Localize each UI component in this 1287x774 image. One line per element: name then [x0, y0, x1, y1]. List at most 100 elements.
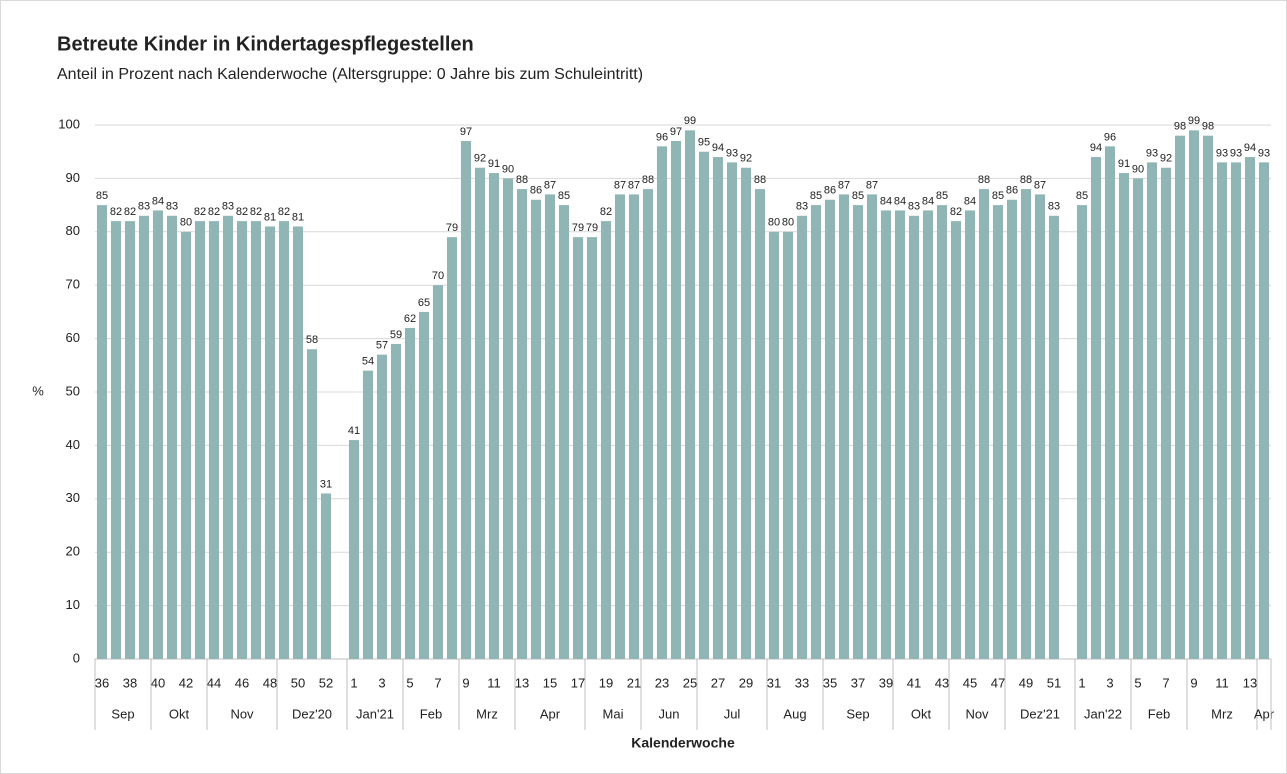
x-tick-label: 45 [963, 675, 977, 690]
data-label: 99 [1188, 115, 1200, 127]
data-label: 93 [1258, 147, 1270, 159]
bar [1216, 162, 1228, 659]
bar [390, 343, 402, 659]
bar [376, 354, 388, 659]
group-label: Jul [724, 706, 741, 721]
bar [1160, 167, 1172, 659]
bar [978, 189, 990, 659]
y-tick-label: 20 [66, 544, 80, 559]
bar [628, 194, 640, 660]
data-label: 87 [544, 179, 556, 191]
y-tick-label: 80 [66, 223, 80, 238]
x-tick-label: 38 [123, 675, 137, 690]
x-tick-label: 43 [935, 675, 949, 690]
data-label: 57 [376, 340, 388, 352]
bar [474, 167, 486, 659]
data-label: 96 [1104, 131, 1116, 143]
data-label: 96 [656, 131, 668, 143]
x-tick-label: 39 [879, 675, 893, 690]
data-label: 93 [1216, 147, 1228, 159]
data-label: 87 [1034, 179, 1046, 191]
bar [726, 162, 738, 659]
bar [348, 440, 360, 659]
bar [320, 493, 332, 659]
x-tick-label: 23 [655, 675, 669, 690]
y-tick-label: 90 [66, 170, 80, 185]
x-tick-label: 13 [1243, 675, 1257, 690]
data-label: 93 [1230, 147, 1242, 159]
data-label: 82 [194, 206, 206, 218]
bar [1230, 162, 1242, 659]
bar [740, 167, 752, 659]
data-label: 41 [348, 425, 360, 437]
x-axis-label: Kalenderwoche [631, 735, 735, 751]
bar [866, 194, 878, 660]
data-label: 59 [390, 329, 402, 341]
data-label: 95 [698, 137, 710, 149]
data-label: 79 [572, 222, 584, 234]
bar [418, 311, 430, 659]
bar [572, 237, 584, 659]
data-label: 88 [516, 174, 528, 186]
bar [880, 210, 892, 659]
bar [600, 221, 612, 659]
data-label: 98 [1174, 121, 1186, 133]
x-tick-label: 11 [487, 675, 501, 690]
y-tick-label: 70 [66, 277, 80, 292]
x-tick-label: 13 [515, 675, 529, 690]
data-label: 87 [614, 179, 626, 191]
data-label: 88 [1020, 174, 1032, 186]
y-tick-label: 40 [66, 437, 80, 452]
bar [922, 210, 934, 659]
bar [838, 194, 850, 660]
x-tick-label: 3 [1106, 675, 1113, 690]
bar [712, 157, 724, 660]
x-tick-label: 31 [767, 675, 781, 690]
data-label: 87 [838, 179, 850, 191]
data-label: 81 [292, 211, 304, 223]
bar [250, 221, 262, 659]
bar [138, 215, 150, 659]
x-tick-label: 9 [462, 675, 469, 690]
bar [404, 327, 416, 659]
bar [488, 173, 500, 659]
data-label: 58 [306, 334, 318, 346]
data-label: 88 [978, 174, 990, 186]
bar [362, 370, 374, 659]
bar [1174, 135, 1186, 659]
data-label: 82 [950, 206, 962, 218]
bar [124, 221, 136, 659]
data-label: 99 [684, 115, 696, 127]
y-tick-label: 30 [66, 490, 80, 505]
x-tick-label: 21 [627, 675, 641, 690]
bar [1020, 189, 1032, 659]
x-tick-label: 29 [739, 675, 753, 690]
group-label: Jan'21 [356, 706, 394, 721]
bar [278, 221, 290, 659]
data-label: 83 [796, 201, 808, 213]
data-label: 82 [208, 206, 220, 218]
group-label: Dez'20 [292, 706, 332, 721]
bar [1244, 157, 1256, 660]
data-label: 98 [1202, 121, 1214, 133]
bar [824, 199, 836, 659]
group-label: Feb [1148, 706, 1170, 721]
y-tick-label: 50 [66, 383, 80, 398]
data-label: 65 [418, 297, 430, 309]
bar [152, 210, 164, 659]
y-tick-label: 10 [66, 597, 80, 612]
bar [236, 221, 248, 659]
bar [166, 215, 178, 659]
data-label: 92 [740, 153, 752, 165]
y-axis-label: % [32, 383, 44, 398]
x-tick-label: 9 [1190, 675, 1197, 690]
data-label: 81 [264, 211, 276, 223]
data-label: 80 [180, 217, 192, 229]
bar [208, 221, 220, 659]
bar [530, 199, 542, 659]
data-label: 85 [852, 190, 864, 202]
bar [558, 205, 570, 659]
data-label: 79 [586, 222, 598, 234]
data-label: 85 [992, 190, 1004, 202]
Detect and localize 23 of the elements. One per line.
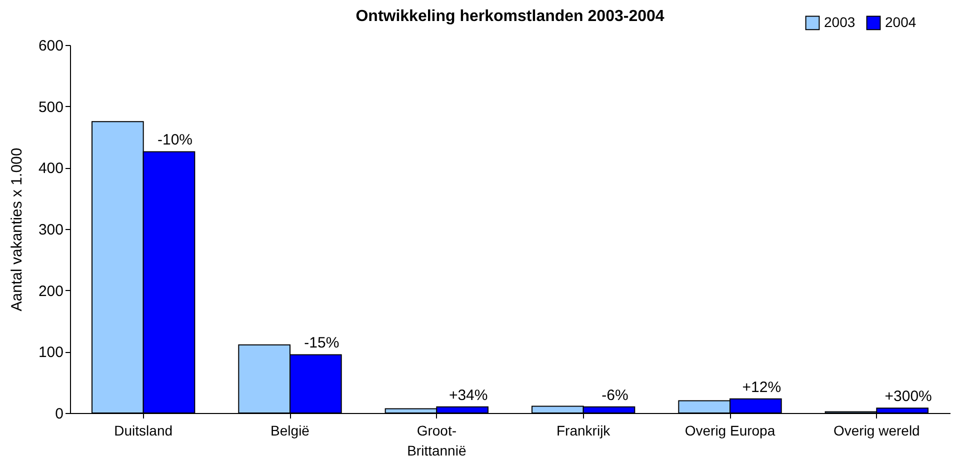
x-tick-label: België xyxy=(270,422,310,438)
y-tick-label: 200 xyxy=(38,282,64,300)
x-tick-label: Groot-Brittannië xyxy=(407,422,466,458)
x-tick-label: Overig wereld xyxy=(833,422,920,438)
y-tick-label: 400 xyxy=(38,160,64,178)
annotation: +12% xyxy=(742,378,782,396)
chart-title: Ontwikkeling herkomstlanden 2003-2004 xyxy=(356,8,664,25)
x-tick-label: Frankrijk xyxy=(556,422,612,438)
annotation: +34% xyxy=(448,386,488,404)
y-tick-label: 600 xyxy=(38,38,64,54)
annotation: +300% xyxy=(884,388,932,406)
annotation: -10% xyxy=(157,132,193,149)
y-tick-label: 100 xyxy=(38,344,64,362)
y-tick-label: 500 xyxy=(38,98,64,116)
x-tick-label: Overig Europa xyxy=(684,422,776,438)
y-axis-title: Aantal vakanties x 1.000 xyxy=(8,148,26,312)
annotation: -6% xyxy=(602,386,628,404)
annotation: -15% xyxy=(304,334,340,352)
legend-label: 2004 xyxy=(885,14,916,30)
y-tick-label: 0 xyxy=(55,406,64,422)
legend-label: 2003 xyxy=(824,14,856,30)
y-tick-label: 300 xyxy=(38,222,64,238)
x-tick-label: Duitsland xyxy=(114,422,173,438)
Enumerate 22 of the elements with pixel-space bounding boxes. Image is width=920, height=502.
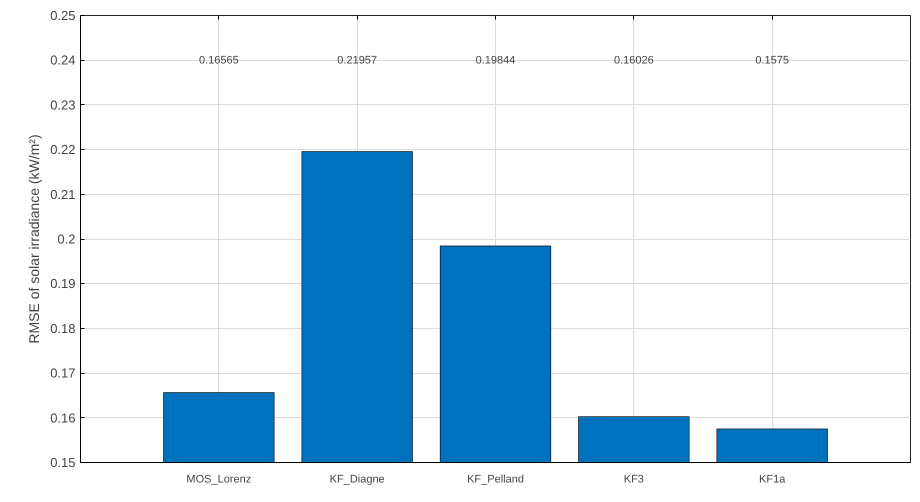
annotation: 0.21957 (337, 54, 378, 66)
annotation: 0.16026 (614, 54, 654, 66)
y-tick-label: 0.23 (50, 97, 76, 112)
y-tick-label: 0.2 (57, 232, 76, 246)
x-tick-label: KF3 (624, 474, 644, 486)
annotation: 0.16565 (198, 54, 239, 66)
y-tick-label: 0.18 (50, 320, 76, 336)
y-tick-label: 0.22 (50, 142, 76, 158)
y-tick-label: 0.15 (50, 455, 76, 470)
x-tick-label: KF_Diagne (330, 474, 385, 486)
y-tick-label: 0.19 (50, 276, 76, 292)
annotation: 0.1575 (755, 54, 789, 66)
y-tick-label: 0.16 (50, 410, 76, 426)
y-axis-title: RMSE of solar irradiance (kW/m²) (26, 134, 42, 344)
x-tick-label: KF_Pelland (467, 474, 524, 486)
y-tick-label: 0.21 (50, 186, 76, 202)
y-tick-label: 0.24 (50, 52, 76, 68)
y-tick-label: 0.17 (50, 366, 76, 381)
x-tick-label: KF1a (759, 474, 786, 486)
x-tick-label: MOS_Lorenz (186, 474, 252, 486)
y-tick-label: 0.25 (50, 8, 76, 23)
annotation: 0.19844 (476, 54, 516, 66)
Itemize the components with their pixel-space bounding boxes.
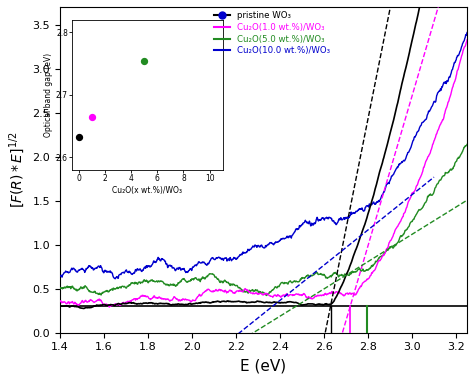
Y-axis label: $[F(R)*E]^{1/2}$: $[F(R)*E]^{1/2}$ (7, 131, 27, 208)
X-axis label: E (eV): E (eV) (240, 358, 286, 373)
Legend: pristine WO₃, Cu₂O(1.0 wt.%)/WO₃, Cu₂O(5.0 wt.%)/WO₃, Cu₂O(10.0 wt.%)/WO₃: pristine WO₃, Cu₂O(1.0 wt.%)/WO₃, Cu₂O(5… (211, 8, 333, 59)
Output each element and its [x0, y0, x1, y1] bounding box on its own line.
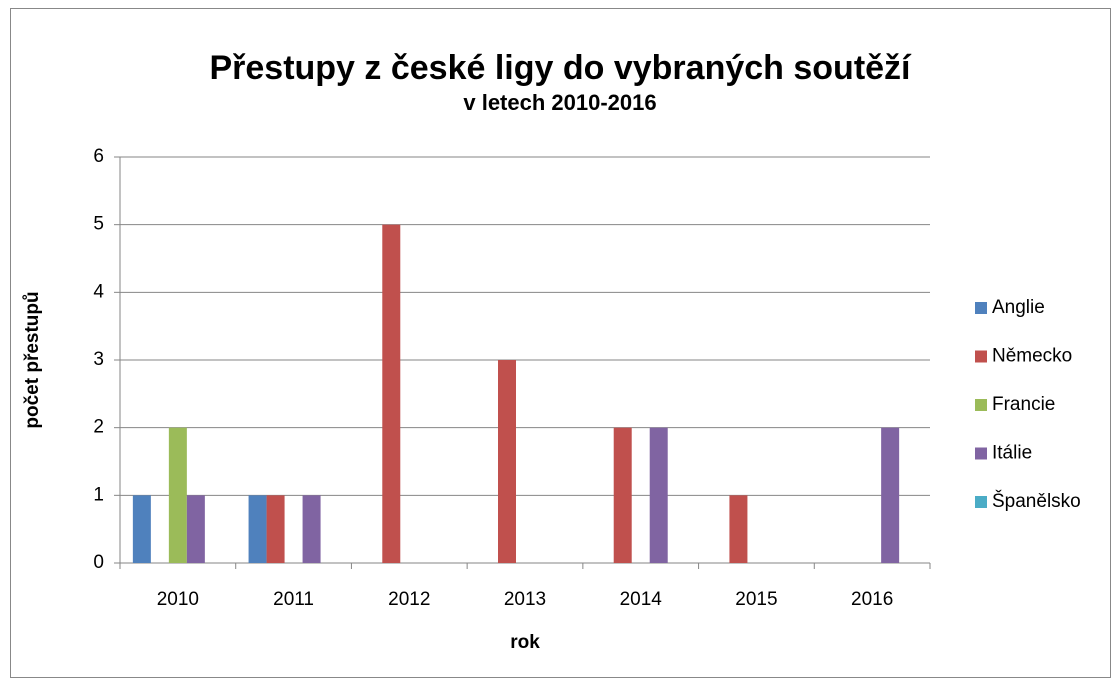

══════════

● **Exercise goal**:
Rename every "data-label" in the records to "value-label" and reproduce all of them with nothing else changed. Leave the pictures out.

● **Exercise result**:
Localize each UI component in this 1287x774 image. One line per element: name then [x0, y0, x1, y1]. List at most 100 elements.
x-tick-label: 45 [963, 675, 977, 690]
value-label: 99 [1188, 115, 1200, 127]
value-label: 93 [1258, 147, 1270, 159]
bar [1216, 162, 1228, 659]
bar [390, 343, 402, 659]
bar [376, 354, 388, 659]
group-label: Jul [724, 706, 741, 721]
bar [1160, 167, 1172, 659]
bar [978, 189, 990, 659]
y-tick-label: 20 [66, 544, 80, 559]
bar [628, 194, 640, 660]
value-label: 87 [544, 179, 556, 191]
y-tick-label: 80 [66, 223, 80, 238]
x-tick-label: 38 [123, 675, 137, 690]
x-tick-label: 43 [935, 675, 949, 690]
value-label: 57 [376, 340, 388, 352]
bar [474, 167, 486, 659]
value-label: 96 [1104, 131, 1116, 143]
value-label: 96 [656, 131, 668, 143]
x-tick-label: 39 [879, 675, 893, 690]
value-label: 93 [1216, 147, 1228, 159]
value-label: 87 [1034, 179, 1046, 191]
bar [726, 162, 738, 659]
bar [348, 440, 360, 659]
bar [320, 493, 332, 659]
x-tick-label: 23 [655, 675, 669, 690]
y-tick-label: 90 [66, 170, 80, 185]
x-tick-label: 13 [1243, 675, 1257, 690]
value-label: 93 [1230, 147, 1242, 159]
value-label: 82 [194, 206, 206, 218]
bar [1230, 162, 1242, 659]
bar [740, 167, 752, 659]
value-label: 41 [348, 425, 360, 437]
x-axis-label: Kalenderwoche [631, 735, 735, 751]
bar [866, 194, 878, 660]
value-label: 59 [390, 329, 402, 341]
value-label: 95 [698, 137, 710, 149]
value-label: 79 [572, 222, 584, 234]
bar [418, 311, 430, 659]
bar [572, 237, 584, 659]
value-label: 88 [516, 174, 528, 186]
bar [880, 210, 892, 659]
bar [600, 221, 612, 659]
value-label: 98 [1174, 121, 1186, 133]
x-tick-label: 11 [487, 675, 501, 690]
y-tick-label: 70 [66, 277, 80, 292]
x-tick-label: 13 [515, 675, 529, 690]
value-label: 87 [614, 179, 626, 191]
value-label: 88 [1020, 174, 1032, 186]
y-tick-label: 40 [66, 437, 80, 452]
bar [922, 210, 934, 659]
bar [838, 194, 850, 660]
x-tick-label: 3 [1106, 675, 1113, 690]
bar [712, 157, 724, 660]
x-tick-label: 31 [767, 675, 781, 690]
value-label: 87 [838, 179, 850, 191]
value-label: 81 [292, 211, 304, 223]
bar [250, 221, 262, 659]
bar [138, 215, 150, 659]
x-tick-label: 9 [462, 675, 469, 690]
bar [404, 327, 416, 659]
bar [488, 173, 500, 659]
value-label: 58 [306, 334, 318, 346]
value-label: 88 [978, 174, 990, 186]
bar [362, 370, 374, 659]
bar [1174, 135, 1186, 659]
value-label: 82 [950, 206, 962, 218]
bar [124, 221, 136, 659]
value-label: 99 [684, 115, 696, 127]
y-tick-label: 30 [66, 490, 80, 505]
x-tick-label: 21 [627, 675, 641, 690]
bar [1020, 189, 1032, 659]
x-tick-label: 29 [739, 675, 753, 690]
group-label: Jan'21 [356, 706, 394, 721]
bar [278, 221, 290, 659]
value-label: 83 [796, 201, 808, 213]
value-label: 82 [208, 206, 220, 218]
group-label: Dez'20 [292, 706, 332, 721]
bar [1244, 157, 1256, 660]
value-label: 98 [1202, 121, 1214, 133]
bar [824, 199, 836, 659]
group-label: Feb [1148, 706, 1170, 721]
y-tick-label: 50 [66, 383, 80, 398]
value-label: 65 [418, 297, 430, 309]
bar [152, 210, 164, 659]
y-tick-label: 10 [66, 597, 80, 612]
bar [236, 221, 248, 659]
bar [166, 215, 178, 659]
value-label: 92 [740, 153, 752, 165]
y-axis-label: % [32, 383, 44, 398]
x-tick-label: 9 [1190, 675, 1197, 690]
value-label: 81 [264, 211, 276, 223]
value-label: 80 [180, 217, 192, 229]
bar [208, 221, 220, 659]
bar [530, 199, 542, 659]
value-label: 85 [852, 190, 864, 202]
bar [558, 205, 570, 659]
value-label: 79 [586, 222, 598, 234]
value-label: 85 [992, 190, 1004, 202]
Detect and localize 23 of the elements. One per line.
x-tick-label: België xyxy=(270,422,310,438)
y-tick-label: 200 xyxy=(38,282,64,300)
x-tick-label: Groot-Brittannië xyxy=(407,422,466,458)
x-tick-label: Overig wereld xyxy=(833,422,920,438)
y-tick-label: 400 xyxy=(38,160,64,178)
annotation: +12% xyxy=(742,378,782,396)
chart-title: Ontwikkeling herkomstlanden 2003-2004 xyxy=(356,8,664,25)
x-tick-label: Frankrijk xyxy=(556,422,612,438)
annotation: +34% xyxy=(448,386,488,404)
y-tick-label: 600 xyxy=(38,38,64,54)
annotation: +300% xyxy=(884,388,932,406)
annotation: -10% xyxy=(157,132,193,149)
y-tick-label: 100 xyxy=(38,344,64,362)
y-tick-label: 500 xyxy=(38,98,64,116)
x-tick-label: Overig Europa xyxy=(684,422,776,438)
y-axis-title: Aantal vakanties x 1.000 xyxy=(8,148,26,312)
annotation: -6% xyxy=(602,386,628,404)
annotation: -15% xyxy=(304,334,340,352)
legend-label: 2004 xyxy=(885,14,916,30)
y-tick-label: 0 xyxy=(55,406,64,422)
legend-label: 2003 xyxy=(824,14,856,30)
y-tick-label: 300 xyxy=(38,222,64,238)
x-tick-label: Duitsland xyxy=(114,422,173,438)
Enumerate 22 of the elements with pixel-space bounding boxes. Image is width=920, height=502.
annotation: 0.21957 (337, 54, 378, 66)
annotation: 0.16026 (614, 54, 654, 66)
y-tick-label: 0.23 (50, 97, 76, 112)
y-tick-label: 0.2 (57, 232, 76, 246)
x-tick-label: KF3 (624, 474, 644, 486)
annotation: 0.16565 (198, 54, 239, 66)
y-tick-label: 0.18 (50, 320, 76, 336)
y-tick-label: 0.22 (50, 142, 76, 158)
y-tick-label: 0.15 (50, 455, 76, 470)
x-tick-label: KF_Diagne (330, 474, 385, 486)
y-tick-label: 0.19 (50, 276, 76, 292)
annotation: 0.1575 (755, 54, 789, 66)
y-tick-label: 0.16 (50, 410, 76, 426)
y-axis-title: RMSE of solar irradiance (kW/m²) (26, 134, 42, 344)
x-tick-label: KF_Pelland (467, 474, 524, 486)
y-tick-label: 0.21 (50, 186, 76, 202)
y-tick-label: 0.24 (50, 52, 76, 68)
y-tick-label: 0.17 (50, 366, 76, 381)
x-tick-label: KF1a (759, 474, 786, 486)
x-tick-label: MOS_Lorenz (186, 474, 252, 486)
y-tick-label: 0.25 (50, 8, 76, 23)
annotation: 0.19844 (476, 54, 516, 66)
Itemize the components with their pixel-space bounding boxes.
Y-axis label: $[F(R)*E]^{1/2}$: $[F(R)*E]^{1/2}$ (7, 131, 27, 208)
X-axis label: E (eV): E (eV) (240, 358, 286, 373)
Legend: pristine WO₃, Cu₂O(1.0 wt.%)/WO₃, Cu₂O(5.0 wt.%)/WO₃, Cu₂O(10.0 wt.%)/WO₃: pristine WO₃, Cu₂O(1.0 wt.%)/WO₃, Cu₂O(5… (211, 8, 333, 59)
Output each element and its [x0, y0, x1, y1] bounding box on its own line.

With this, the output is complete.